____ PROVIDED DATA

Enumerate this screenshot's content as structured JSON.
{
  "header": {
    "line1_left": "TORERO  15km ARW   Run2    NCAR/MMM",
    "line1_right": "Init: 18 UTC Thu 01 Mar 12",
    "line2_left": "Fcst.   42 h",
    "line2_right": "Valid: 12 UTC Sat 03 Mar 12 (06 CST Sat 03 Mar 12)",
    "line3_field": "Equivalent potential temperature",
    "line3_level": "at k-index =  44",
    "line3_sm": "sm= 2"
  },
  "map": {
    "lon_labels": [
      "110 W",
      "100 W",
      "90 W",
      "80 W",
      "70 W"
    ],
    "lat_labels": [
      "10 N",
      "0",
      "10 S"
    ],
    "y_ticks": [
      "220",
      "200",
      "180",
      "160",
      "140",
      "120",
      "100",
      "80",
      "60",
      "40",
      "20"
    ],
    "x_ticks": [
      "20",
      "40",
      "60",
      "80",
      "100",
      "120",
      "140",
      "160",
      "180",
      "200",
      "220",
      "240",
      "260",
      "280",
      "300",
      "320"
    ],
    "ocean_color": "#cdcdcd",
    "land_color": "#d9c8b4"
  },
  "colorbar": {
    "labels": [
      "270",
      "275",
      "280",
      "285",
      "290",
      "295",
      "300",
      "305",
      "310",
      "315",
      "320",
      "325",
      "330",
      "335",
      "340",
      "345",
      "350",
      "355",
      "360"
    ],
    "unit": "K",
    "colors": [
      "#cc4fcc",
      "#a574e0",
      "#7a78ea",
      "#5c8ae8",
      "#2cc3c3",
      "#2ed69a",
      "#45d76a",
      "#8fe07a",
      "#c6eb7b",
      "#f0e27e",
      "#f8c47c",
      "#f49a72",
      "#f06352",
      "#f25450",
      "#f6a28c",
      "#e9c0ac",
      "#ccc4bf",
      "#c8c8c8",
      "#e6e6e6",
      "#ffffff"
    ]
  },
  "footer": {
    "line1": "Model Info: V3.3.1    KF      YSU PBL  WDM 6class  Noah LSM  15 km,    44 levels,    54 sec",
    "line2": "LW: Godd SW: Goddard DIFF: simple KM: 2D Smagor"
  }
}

________

Set down the entries above again, word for word.

SOLUTION TO THIS EXERCISE —
Enumerate this screenshot's content as structured JSON.
{
  "header": {
    "line1_left": "TORERO  15km ARW   Run2    NCAR/MMM",
    "line1_right": "Init: 18 UTC Thu 01 Mar 12",
    "line2_left": "Fcst.   42 h",
    "line2_right": "Valid: 12 UTC Sat 03 Mar 12 (06 CST Sat 03 Mar 12)",
    "line3_field": "Equivalent potential temperature",
    "line3_level": "at k-index =  44",
    "line3_sm": "sm= 2"
  },
  "map": {
    "lon_labels": [
      "110 W",
      "100 W",
      "90 W",
      "80 W",
      "70 W"
    ],
    "lat_labels": [
      "10 N",
      "0",
      "10 S"
    ],
    "y_ticks": [
      "220",
      "200",
      "180",
      "160",
      "140",
      "120",
      "100",
      "80",
      "60",
      "40",
      "20"
    ],
    "x_ticks": [
      "20",
      "40",
      "60",
      "80",
      "100",
      "120",
      "140",
      "160",
      "180",
      "200",
      "220",
      "240",
      "260",
      "280",
      "300",
      "320"
    ],
    "ocean_color": "#cdcdcd",
    "land_color": "#d9c8b4"
  },
  "colorbar": {
    "labels": [
      "270",
      "275",
      "280",
      "285",
      "290",
      "295",
      "300",
      "305",
      "310",
      "315",
      "320",
      "325",
      "330",
      "335",
      "340",
      "345",
      "350",
      "355",
      "360"
    ],
    "unit": "K",
    "colors": [
      "#cc4fcc",
      "#a574e0",
      "#7a78ea",
      "#5c8ae8",
      "#2cc3c3",
      "#2ed69a",
      "#45d76a",
      "#8fe07a",
      "#c6eb7b",
      "#f0e27e",
      "#f8c47c",
      "#f49a72",
      "#f06352",
      "#f25450",
      "#f6a28c",
      "#e9c0ac",
      "#ccc4bf",
      "#c8c8c8",
      "#e6e6e6",
      "#ffffff"
    ]
  },
  "footer": {
    "line1": "Model Info: V3.3.1    KF      YSU PBL  WDM 6class  Noah LSM  15 km,    44 levels,    54 sec",
    "line2": "LW: Godd SW: Goddard DIFF: simple KM: 2D Smagor"
  }
}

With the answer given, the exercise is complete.